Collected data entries
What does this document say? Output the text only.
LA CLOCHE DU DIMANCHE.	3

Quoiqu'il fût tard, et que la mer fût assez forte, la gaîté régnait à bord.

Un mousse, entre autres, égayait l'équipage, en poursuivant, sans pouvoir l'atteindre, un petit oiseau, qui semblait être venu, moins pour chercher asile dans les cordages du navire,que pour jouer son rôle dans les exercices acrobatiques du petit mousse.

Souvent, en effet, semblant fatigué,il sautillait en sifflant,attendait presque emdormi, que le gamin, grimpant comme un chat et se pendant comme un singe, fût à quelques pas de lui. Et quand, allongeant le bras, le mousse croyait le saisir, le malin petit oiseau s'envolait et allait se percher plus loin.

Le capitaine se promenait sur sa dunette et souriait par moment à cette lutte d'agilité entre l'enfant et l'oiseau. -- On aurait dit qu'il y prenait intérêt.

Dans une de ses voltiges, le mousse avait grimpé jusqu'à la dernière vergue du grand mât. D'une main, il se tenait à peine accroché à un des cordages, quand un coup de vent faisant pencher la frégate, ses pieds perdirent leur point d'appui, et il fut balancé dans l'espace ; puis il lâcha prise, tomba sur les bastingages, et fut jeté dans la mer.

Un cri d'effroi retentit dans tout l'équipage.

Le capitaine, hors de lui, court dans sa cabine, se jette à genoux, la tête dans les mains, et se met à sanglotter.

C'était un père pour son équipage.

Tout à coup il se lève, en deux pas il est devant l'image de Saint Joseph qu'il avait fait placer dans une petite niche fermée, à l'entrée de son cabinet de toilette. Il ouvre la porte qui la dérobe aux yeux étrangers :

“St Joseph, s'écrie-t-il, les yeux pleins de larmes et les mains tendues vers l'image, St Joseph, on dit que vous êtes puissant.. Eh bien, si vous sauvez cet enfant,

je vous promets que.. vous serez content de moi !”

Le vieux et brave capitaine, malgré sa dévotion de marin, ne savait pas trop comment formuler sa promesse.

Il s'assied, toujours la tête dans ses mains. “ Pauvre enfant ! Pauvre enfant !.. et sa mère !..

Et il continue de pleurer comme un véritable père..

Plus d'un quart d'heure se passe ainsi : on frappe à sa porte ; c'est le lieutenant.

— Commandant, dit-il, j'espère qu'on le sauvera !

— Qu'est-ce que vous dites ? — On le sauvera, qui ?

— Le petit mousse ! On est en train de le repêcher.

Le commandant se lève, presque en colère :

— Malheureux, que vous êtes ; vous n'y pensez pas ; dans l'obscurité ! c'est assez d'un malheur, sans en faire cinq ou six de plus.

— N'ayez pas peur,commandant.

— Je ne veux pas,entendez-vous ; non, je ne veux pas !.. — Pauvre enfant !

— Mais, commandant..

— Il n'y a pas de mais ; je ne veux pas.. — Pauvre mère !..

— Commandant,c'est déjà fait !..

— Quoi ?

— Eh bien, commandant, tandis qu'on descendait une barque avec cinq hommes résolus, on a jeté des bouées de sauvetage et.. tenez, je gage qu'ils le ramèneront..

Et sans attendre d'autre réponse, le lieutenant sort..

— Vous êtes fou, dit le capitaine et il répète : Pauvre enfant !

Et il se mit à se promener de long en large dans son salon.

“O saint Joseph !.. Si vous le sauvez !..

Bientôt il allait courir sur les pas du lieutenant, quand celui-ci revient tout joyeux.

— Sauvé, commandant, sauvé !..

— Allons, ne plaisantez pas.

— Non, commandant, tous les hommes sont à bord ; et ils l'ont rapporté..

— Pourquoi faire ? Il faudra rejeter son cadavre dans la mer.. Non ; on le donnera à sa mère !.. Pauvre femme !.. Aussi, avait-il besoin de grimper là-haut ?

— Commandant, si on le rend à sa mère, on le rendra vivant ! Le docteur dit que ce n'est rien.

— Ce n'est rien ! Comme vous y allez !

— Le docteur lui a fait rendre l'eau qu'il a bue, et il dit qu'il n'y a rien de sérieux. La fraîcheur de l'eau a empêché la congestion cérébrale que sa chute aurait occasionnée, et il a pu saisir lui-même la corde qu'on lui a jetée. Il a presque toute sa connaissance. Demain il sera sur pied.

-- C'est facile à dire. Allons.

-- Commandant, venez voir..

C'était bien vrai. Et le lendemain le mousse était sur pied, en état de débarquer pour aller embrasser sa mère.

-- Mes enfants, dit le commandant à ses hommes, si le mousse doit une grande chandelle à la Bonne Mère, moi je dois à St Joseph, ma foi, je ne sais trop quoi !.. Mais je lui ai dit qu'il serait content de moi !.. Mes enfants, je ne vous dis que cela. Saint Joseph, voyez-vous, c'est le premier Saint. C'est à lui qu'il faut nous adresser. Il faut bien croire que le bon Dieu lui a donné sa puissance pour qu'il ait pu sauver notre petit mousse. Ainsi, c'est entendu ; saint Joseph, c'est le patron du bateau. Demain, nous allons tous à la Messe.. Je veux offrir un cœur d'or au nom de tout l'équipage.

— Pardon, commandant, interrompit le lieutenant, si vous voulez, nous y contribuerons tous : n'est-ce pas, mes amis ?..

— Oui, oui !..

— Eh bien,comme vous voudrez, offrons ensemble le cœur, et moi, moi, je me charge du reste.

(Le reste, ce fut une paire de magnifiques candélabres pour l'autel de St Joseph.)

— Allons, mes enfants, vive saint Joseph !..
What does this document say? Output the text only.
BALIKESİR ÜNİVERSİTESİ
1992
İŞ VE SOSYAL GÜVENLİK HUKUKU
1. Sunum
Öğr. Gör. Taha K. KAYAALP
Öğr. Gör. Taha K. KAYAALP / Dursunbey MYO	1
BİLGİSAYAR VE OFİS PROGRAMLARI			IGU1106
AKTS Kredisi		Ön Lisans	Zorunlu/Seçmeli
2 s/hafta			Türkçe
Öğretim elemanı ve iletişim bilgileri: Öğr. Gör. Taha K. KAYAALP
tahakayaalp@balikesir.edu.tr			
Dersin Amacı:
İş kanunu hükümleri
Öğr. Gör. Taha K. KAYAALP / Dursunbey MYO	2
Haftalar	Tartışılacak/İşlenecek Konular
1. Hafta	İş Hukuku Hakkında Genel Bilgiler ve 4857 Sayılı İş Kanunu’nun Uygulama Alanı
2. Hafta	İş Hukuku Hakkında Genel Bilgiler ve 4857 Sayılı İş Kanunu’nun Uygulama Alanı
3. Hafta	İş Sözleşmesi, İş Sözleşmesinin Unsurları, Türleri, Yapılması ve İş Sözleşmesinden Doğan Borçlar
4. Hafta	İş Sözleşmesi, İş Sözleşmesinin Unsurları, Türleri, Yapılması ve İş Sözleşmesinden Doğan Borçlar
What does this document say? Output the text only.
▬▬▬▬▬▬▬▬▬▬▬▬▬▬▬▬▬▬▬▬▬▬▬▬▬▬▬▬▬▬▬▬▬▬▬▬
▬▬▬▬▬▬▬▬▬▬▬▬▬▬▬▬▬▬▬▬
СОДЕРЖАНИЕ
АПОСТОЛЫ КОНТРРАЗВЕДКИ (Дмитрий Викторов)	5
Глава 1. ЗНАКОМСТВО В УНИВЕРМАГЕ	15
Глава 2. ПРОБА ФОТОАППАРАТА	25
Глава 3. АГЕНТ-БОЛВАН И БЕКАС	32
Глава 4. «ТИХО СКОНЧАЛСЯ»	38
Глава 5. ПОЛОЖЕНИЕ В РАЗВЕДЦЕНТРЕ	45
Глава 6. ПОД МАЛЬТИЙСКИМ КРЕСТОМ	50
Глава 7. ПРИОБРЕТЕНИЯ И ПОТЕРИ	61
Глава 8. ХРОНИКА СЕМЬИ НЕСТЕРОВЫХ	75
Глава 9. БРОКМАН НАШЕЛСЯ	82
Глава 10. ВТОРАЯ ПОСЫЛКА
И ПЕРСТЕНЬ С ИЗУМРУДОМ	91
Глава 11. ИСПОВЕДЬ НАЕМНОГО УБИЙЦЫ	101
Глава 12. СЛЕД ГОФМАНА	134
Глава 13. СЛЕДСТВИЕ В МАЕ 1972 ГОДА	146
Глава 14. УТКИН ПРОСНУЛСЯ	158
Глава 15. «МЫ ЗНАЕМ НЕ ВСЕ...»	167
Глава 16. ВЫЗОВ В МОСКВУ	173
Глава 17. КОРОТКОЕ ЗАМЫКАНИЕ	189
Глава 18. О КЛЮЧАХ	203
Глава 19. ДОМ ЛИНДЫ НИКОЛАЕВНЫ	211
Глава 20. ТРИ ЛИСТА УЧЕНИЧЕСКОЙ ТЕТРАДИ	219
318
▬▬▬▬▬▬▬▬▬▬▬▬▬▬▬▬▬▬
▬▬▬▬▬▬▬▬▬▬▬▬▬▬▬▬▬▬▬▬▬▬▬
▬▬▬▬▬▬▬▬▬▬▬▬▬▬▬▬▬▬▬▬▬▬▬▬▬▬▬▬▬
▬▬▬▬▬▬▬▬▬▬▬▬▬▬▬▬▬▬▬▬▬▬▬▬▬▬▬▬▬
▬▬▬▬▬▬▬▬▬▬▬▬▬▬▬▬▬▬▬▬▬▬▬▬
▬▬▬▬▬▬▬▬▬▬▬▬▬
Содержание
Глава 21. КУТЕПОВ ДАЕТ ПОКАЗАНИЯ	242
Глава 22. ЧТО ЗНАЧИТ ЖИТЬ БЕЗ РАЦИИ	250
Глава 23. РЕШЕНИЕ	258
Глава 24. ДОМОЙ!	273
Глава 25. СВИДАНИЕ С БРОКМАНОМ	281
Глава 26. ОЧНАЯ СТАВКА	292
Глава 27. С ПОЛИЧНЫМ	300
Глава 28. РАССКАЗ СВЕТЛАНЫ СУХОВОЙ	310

__Description of the task__.
Read the entries and select each line where the word "aurait" is found.

__Response below__.
Le capitaine se promenait sur sa dunette et souriait par moment à cette lutte d'agilité entre l'enfant et l'oiseau. -- On aurait dit qu'il y prenait intérêt.
— Le docteur lui a fait rendre l'eau qu'il a bue, et il dit qu'il n'y a rien de sérieux. La fraîcheur de l'eau a empêché la congestion cérébrale que sa chute aurait occasionnée, et il a pu saisir lui-même la corde qu'on lui a jetée. Il a presque toute sa connaissance. Demain il sera sur pied.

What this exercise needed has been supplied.